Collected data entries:
§ §
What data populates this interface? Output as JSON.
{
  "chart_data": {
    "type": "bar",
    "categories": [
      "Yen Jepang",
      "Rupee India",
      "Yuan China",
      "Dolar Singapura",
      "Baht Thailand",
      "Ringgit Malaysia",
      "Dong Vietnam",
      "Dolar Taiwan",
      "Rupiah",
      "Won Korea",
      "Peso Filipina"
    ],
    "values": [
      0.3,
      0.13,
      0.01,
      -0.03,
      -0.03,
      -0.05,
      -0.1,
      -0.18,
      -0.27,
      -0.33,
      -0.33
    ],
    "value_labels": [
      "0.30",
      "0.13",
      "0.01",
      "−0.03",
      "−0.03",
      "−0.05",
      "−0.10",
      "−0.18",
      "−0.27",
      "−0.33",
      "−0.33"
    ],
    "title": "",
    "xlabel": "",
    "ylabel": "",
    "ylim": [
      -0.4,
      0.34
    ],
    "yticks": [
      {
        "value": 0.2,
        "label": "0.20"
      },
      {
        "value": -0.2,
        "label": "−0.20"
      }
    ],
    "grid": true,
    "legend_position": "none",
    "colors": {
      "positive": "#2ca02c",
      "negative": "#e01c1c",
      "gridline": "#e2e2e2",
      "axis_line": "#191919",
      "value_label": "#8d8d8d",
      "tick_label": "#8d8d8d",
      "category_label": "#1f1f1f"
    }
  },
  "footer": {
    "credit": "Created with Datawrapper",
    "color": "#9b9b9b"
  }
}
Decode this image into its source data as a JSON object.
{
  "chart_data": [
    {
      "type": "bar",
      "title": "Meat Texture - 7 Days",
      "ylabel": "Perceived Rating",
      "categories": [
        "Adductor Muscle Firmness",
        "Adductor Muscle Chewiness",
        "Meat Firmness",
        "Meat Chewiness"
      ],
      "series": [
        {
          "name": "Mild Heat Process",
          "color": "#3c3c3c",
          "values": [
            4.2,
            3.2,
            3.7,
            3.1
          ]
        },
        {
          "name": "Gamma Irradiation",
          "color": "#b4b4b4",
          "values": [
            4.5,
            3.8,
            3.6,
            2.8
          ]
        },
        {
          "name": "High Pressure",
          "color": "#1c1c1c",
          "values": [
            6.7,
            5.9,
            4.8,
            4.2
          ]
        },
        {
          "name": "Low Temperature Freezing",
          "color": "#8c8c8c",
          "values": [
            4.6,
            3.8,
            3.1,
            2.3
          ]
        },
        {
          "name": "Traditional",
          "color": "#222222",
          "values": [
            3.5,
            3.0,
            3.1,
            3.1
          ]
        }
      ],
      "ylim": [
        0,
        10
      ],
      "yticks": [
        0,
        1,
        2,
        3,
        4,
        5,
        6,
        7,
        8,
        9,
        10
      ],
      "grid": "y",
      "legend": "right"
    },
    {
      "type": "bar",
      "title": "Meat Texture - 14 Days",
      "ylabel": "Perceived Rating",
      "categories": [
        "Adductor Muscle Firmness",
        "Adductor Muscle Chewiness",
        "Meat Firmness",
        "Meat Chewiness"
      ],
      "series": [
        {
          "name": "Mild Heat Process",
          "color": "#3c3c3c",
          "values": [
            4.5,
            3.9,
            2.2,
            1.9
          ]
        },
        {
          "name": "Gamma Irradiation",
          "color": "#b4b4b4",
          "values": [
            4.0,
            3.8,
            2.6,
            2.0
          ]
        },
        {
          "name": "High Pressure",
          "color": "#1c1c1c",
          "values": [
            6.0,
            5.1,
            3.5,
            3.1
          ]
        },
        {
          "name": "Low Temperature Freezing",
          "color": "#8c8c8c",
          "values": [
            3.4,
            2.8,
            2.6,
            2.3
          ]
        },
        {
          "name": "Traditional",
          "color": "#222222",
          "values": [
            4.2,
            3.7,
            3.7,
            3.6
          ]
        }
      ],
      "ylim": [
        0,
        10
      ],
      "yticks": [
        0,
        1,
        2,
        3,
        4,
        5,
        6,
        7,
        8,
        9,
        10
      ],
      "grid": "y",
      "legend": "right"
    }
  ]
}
§ §
Written instruction: Repeat the whole listing exactly, keeping every line intact.

Reply to the exercise:
What data populates this interface? Output as JSON.
{
  "chart_data": {
    "type": "bar",
    "categories": [
      "Yen Jepang",
      "Rupee India",
      "Yuan China",
      "Dolar Singapura",
      "Baht Thailand",
      "Ringgit Malaysia",
      "Dong Vietnam",
      "Dolar Taiwan",
      "Rupiah",
      "Won Korea",
      "Peso Filipina"
    ],
    "values": [
      0.3,
      0.13,
      0.01,
      -0.03,
      -0.03,
      -0.05,
      -0.1,
      -0.18,
      -0.27,
      -0.33,
      -0.33
    ],
    "value_labels": [
      "0.30",
      "0.13",
      "0.01",
      "−0.03",
      "−0.03",
      "−0.05",
      "−0.10",
      "−0.18",
      "−0.27",
      "−0.33",
      "−0.33"
    ],
    "title": "",
    "xlabel": "",
    "ylabel": "",
    "ylim": [
      -0.4,
      0.34
    ],
    "yticks": [
      {
        "value": 0.2,
        "label": "0.20"
      },
      {
        "value": -0.2,
        "label": "−0.20"
      }
    ],
    "grid": true,
    "legend_position": "none",
    "colors": {
      "positive": "#2ca02c",
      "negative": "#e01c1c",
      "gridline": "#e2e2e2",
      "axis_line": "#191919",
      "value_label": "#8d8d8d",
      "tick_label": "#8d8d8d",
      "category_label": "#1f1f1f"
    }
  },
  "footer": {
    "credit": "Created with Datawrapper",
    "color": "#9b9b9b"
  }
}
Decode this image into its source data as a JSON object.
{
  "chart_data": [
    {
      "type": "bar",
      "title": "Meat Texture - 7 Days",
      "ylabel": "Perceived Rating",
      "categories": [
        "Adductor Muscle Firmness",
        "Adductor Muscle Chewiness",
        "Meat Firmness",
        "Meat Chewiness"
      ],
      "series": [
        {
          "name": "Mild Heat Process",
          "color": "#3c3c3c",
          "values": [
            4.2,
            3.2,
            3.7,
            3.1
          ]
        },
        {
          "name": "Gamma Irradiation",
          "color": "#b4b4b4",
          "values": [
            4.5,
            3.8,
            3.6,
            2.8
          ]
        },
        {
          "name": "High Pressure",
          "color": "#1c1c1c",
          "values": [
            6.7,
            5.9,
            4.8,
            4.2
          ]
        },
        {
          "name": "Low Temperature Freezing",
          "color": "#8c8c8c",
          "values": [
            4.6,
            3.8,
            3.1,
            2.3
          ]
        },
        {
          "name": "Traditional",
          "color": "#222222",
          "values": [
            3.5,
            3.0,
            3.1,
            3.1
          ]
        }
      ],
      "ylim": [
        0,
        10
      ],
      "yticks": [
        0,
        1,
        2,
        3,
        4,
        5,
        6,
        7,
        8,
        9,
        10
      ],
      "grid": "y",
      "legend": "right"
    },
    {
      "type": "bar",
      "title": "Meat Texture - 14 Days",
      "ylabel": "Perceived Rating",
      "categories": [
        "Adductor Muscle Firmness",
        "Adductor Muscle Chewiness",
        "Meat Firmness",
        "Meat Chewiness"
      ],
      "series": [
        {
          "name": "Mild Heat Process",
          "color": "#3c3c3c",
          "values": [
            4.5,
            3.9,
            2.2,
            1.9
          ]
        },
        {
          "name": "Gamma Irradiation",
          "color": "#b4b4b4",
          "values": [
            4.0,
            3.8,
            2.6,
            2.0
          ]
        },
        {
          "name": "High Pressure",
          "color": "#1c1c1c",
          "values": [
            6.0,
            5.1,
            3.5,
            3.1
          ]
        },
        {
          "name": "Low Temperature Freezing",
          "color": "#8c8c8c",
          "values": [
            3.4,
            2.8,
            2.6,
            2.3
          ]
        },
        {
          "name": "Traditional",
          "color": "#222222",
          "values": [
            4.2,
            3.7,
            3.7,
            3.6
          ]
        }
      ],
      "ylim": [
        0,
        10
      ],
      "yticks": [
        0,
        1,
        2,
        3,
        4,
        5,
        6,
        7,
        8,
        9,
        10
      ],
      "grid": "y",
      "legend": "right"
    }
  ]
}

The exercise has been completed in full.